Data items

● ● ● ● ● ● ●

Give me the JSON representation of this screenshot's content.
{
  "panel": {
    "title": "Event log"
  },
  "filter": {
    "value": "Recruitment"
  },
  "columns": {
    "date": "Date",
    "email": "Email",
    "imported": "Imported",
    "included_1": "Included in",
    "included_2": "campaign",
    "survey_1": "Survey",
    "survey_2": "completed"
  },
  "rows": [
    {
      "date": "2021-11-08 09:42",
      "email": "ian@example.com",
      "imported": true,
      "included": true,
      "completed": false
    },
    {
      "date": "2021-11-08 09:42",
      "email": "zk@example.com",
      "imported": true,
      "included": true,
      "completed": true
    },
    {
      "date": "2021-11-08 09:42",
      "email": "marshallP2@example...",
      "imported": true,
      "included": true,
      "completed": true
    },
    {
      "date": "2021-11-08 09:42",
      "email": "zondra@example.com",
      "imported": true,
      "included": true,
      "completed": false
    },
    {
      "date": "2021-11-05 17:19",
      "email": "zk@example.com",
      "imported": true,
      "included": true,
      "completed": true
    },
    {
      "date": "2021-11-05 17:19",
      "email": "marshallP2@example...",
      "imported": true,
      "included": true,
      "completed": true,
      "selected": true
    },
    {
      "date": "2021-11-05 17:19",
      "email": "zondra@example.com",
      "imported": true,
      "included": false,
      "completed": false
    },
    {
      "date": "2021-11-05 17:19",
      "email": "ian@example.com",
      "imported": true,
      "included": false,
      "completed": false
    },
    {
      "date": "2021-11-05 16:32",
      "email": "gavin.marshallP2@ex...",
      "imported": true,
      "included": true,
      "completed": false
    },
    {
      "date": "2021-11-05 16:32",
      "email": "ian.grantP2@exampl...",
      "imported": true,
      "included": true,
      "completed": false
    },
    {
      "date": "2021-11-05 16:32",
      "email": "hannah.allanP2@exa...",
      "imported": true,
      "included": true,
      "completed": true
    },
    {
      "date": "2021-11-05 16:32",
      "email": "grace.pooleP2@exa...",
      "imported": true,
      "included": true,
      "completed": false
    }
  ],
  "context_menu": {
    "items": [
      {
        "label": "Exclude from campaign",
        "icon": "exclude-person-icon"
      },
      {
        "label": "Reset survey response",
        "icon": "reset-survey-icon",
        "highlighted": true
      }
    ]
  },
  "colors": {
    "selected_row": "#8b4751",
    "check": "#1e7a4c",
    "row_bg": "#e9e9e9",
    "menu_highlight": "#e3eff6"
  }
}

● ● ● ● ● ● ●

### [Aim of the exercise]
Every entry in the listing must be retyped exactly.

### [The response]
Give me the JSON representation of this screenshot's content.
{
  "panel": {
    "title": "Event log"
  },
  "filter": {
    "value": "Recruitment"
  },
  "columns": {
    "date": "Date",
    "email": "Email",
    "imported": "Imported",
    "included_1": "Included in",
    "included_2": "campaign",
    "survey_1": "Survey",
    "survey_2": "completed"
  },
  "rows": [
    {
      "date": "2021-11-08 09:42",
      "email": "ian@example.com",
      "imported": true,
      "included": true,
      "completed": false
    },
    {
      "date": "2021-11-08 09:42",
      "email": "zk@example.com",
      "imported": true,
      "included": true,
      "completed": true
    },
    {
      "date": "2021-11-08 09:42",
      "email": "marshallP2@example...",
      "imported": true,
      "included": true,
      "completed": true
    },
    {
      "date": "2021-11-08 09:42",
      "email": "zondra@example.com",
      "imported": true,
      "included": true,
      "completed": false
    },
    {
      "date": "2021-11-05 17:19",
      "email": "zk@example.com",
      "imported": true,
      "included": true,
      "completed": true
    },
    {
      "date": "2021-11-05 17:19",
      "email": "marshallP2@example...",
      "imported": true,
      "included": true,
      "completed": true,
      "selected": true
    },
    {
      "date": "2021-11-05 17:19",
      "email": "zondra@example.com",
      "imported": true,
      "included": false,
      "completed": false
    },
    {
      "date": "2021-11-05 17:19",
      "email": "ian@example.com",
      "imported": true,
      "included": false,
      "completed": false
    },
    {
      "date": "2021-11-05 16:32",
      "email": "gavin.marshallP2@ex...",
      "imported": true,
      "included": true,
      "completed": false
    },
    {
      "date": "2021-11-05 16:32",
      "email": "ian.grantP2@exampl...",
      "imported": true,
      "included": true,
      "completed": false
    },
    {
      "date": "2021-11-05 16:32",
      "email": "hannah.allanP2@exa...",
      "imported": true,
      "included": true,
      "completed": true
    },
    {
      "date": "2021-11-05 16:32",
      "email": "grace.pooleP2@exa...",
      "imported": true,
      "included": true,
      "completed": false
    }
  ],
  "context_menu": {
    "items": [
      {
        "label": "Exclude from campaign",
        "icon": "exclude-person-icon"
      },
      {
        "label": "Reset survey response",
        "icon": "reset-survey-icon",
        "highlighted": true
      }
    ]
  },
  "colors": {
    "selected_row": "#8b4751",
    "check": "#1e7a4c",
    "row_bg": "#e9e9e9",
    "menu_highlight": "#e3eff6"
  }
}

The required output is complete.